> **Exercise aim**
Read the records below and copy each line that contains "JSON".

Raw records
________________
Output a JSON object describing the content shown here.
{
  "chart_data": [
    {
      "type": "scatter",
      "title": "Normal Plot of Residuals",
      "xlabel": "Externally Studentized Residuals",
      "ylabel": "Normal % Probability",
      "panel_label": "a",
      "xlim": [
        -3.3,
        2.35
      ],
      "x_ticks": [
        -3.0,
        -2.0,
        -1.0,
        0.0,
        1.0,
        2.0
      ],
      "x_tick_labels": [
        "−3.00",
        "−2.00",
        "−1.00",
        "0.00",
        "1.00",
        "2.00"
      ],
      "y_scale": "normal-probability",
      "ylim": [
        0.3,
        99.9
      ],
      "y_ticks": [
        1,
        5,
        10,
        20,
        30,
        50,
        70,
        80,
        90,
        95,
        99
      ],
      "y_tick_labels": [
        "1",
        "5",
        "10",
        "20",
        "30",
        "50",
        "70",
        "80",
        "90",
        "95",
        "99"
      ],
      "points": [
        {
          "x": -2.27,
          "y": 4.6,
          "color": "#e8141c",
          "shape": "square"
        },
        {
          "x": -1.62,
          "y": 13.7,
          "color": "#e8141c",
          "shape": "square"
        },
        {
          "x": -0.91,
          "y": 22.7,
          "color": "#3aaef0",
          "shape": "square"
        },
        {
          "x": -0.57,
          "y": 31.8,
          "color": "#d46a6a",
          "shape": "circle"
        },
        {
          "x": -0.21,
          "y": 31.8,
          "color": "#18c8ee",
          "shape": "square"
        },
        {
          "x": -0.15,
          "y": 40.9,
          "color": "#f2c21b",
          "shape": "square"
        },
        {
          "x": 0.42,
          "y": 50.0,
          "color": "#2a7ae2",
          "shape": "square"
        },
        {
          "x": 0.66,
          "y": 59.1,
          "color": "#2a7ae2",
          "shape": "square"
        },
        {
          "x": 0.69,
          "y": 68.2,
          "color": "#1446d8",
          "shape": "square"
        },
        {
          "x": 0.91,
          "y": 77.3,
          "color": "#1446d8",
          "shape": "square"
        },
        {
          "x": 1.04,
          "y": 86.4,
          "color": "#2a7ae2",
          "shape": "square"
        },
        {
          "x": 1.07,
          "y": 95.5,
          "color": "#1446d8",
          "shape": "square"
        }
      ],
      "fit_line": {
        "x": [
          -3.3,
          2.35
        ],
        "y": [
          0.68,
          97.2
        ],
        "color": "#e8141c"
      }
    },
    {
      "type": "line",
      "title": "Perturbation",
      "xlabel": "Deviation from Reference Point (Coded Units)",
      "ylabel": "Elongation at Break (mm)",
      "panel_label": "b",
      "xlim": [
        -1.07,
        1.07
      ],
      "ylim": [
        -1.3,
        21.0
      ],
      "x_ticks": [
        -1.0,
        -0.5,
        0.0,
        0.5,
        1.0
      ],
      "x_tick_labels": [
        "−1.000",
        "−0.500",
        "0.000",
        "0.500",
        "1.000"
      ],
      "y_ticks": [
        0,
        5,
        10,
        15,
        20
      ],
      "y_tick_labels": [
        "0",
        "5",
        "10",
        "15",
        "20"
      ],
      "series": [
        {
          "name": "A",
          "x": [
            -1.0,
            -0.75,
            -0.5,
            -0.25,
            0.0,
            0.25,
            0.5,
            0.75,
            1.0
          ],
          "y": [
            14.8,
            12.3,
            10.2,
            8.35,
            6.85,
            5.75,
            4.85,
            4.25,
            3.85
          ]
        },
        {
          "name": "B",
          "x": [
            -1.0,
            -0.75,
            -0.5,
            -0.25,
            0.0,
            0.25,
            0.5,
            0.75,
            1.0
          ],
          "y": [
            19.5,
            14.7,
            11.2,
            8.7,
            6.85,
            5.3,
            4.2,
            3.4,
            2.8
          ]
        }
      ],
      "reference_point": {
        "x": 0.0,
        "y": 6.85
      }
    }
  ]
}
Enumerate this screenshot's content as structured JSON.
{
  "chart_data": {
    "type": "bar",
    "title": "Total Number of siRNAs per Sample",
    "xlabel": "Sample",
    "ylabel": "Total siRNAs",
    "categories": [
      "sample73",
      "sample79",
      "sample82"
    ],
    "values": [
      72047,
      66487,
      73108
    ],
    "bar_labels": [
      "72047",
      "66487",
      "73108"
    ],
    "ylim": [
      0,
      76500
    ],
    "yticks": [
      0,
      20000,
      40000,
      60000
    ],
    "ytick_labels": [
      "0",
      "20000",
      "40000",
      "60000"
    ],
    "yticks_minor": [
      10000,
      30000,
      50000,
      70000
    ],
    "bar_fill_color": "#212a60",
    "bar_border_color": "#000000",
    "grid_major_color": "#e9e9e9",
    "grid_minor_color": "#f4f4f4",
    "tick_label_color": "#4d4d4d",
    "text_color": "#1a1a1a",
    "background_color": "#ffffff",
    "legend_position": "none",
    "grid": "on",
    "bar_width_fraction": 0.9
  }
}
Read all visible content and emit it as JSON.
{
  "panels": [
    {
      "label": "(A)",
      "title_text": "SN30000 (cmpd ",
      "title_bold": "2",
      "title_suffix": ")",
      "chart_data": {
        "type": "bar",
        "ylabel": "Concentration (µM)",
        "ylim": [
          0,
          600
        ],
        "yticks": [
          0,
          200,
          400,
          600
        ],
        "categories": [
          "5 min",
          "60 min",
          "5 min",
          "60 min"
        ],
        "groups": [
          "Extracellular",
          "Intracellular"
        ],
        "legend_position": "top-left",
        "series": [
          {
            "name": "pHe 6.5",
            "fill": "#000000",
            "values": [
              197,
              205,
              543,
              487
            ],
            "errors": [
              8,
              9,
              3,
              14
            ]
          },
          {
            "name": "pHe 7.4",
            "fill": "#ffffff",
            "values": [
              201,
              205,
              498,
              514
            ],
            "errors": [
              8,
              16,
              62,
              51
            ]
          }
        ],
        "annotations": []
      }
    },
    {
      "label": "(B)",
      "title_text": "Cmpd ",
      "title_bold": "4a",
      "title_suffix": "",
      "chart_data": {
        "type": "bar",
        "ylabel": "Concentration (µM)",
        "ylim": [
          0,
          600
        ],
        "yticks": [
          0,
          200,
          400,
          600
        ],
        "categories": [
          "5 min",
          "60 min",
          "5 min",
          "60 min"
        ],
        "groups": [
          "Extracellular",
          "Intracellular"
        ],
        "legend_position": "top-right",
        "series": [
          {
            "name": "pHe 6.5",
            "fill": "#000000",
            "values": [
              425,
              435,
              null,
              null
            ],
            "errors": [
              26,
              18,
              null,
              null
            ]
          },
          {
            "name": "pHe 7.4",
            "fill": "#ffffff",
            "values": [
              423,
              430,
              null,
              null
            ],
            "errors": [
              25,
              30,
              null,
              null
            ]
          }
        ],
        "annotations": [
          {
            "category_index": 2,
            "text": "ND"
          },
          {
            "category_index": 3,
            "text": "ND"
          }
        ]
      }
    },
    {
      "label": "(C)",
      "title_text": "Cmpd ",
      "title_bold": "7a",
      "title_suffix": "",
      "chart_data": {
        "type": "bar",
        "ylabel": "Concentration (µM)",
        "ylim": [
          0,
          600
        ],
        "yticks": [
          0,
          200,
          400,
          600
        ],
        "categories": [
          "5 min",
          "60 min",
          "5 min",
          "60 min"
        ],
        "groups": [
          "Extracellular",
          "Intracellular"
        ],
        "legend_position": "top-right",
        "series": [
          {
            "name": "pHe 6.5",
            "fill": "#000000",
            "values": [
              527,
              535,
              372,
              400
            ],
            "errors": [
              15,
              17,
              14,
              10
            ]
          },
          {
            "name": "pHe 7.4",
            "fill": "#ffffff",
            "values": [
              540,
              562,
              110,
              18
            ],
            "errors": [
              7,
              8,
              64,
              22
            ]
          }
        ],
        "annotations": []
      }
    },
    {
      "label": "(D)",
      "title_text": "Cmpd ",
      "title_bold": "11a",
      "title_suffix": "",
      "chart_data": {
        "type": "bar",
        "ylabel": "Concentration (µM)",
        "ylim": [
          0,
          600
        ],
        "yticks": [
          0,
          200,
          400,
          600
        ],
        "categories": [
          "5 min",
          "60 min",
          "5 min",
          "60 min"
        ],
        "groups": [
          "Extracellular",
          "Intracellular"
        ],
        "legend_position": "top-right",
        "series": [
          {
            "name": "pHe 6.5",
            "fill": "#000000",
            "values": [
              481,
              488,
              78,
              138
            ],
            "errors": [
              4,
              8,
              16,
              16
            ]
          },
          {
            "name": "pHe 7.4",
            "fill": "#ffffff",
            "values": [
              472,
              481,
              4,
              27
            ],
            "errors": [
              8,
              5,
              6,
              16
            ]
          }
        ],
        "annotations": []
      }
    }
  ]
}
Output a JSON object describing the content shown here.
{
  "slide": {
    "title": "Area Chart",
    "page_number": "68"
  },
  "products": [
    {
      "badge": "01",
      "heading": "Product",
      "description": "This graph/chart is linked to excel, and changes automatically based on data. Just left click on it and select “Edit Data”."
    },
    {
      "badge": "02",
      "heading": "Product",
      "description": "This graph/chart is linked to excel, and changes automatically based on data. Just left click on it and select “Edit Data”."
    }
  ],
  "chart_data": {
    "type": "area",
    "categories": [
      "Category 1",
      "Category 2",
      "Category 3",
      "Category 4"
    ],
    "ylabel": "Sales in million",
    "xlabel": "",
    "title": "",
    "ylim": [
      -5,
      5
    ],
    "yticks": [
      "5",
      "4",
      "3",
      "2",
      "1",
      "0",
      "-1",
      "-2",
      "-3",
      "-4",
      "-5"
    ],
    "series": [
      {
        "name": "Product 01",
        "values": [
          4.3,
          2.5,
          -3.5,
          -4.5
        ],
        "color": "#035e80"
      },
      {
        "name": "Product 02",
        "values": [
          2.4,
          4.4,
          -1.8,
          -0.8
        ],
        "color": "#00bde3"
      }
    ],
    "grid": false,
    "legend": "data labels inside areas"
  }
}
________________
> **Response for this exercise**
Output a JSON object describing the content shown here.
Enumerate this screenshot's content as structured JSON.
Read all visible content and emit it as JSON.
Output a JSON object describing the content shown here.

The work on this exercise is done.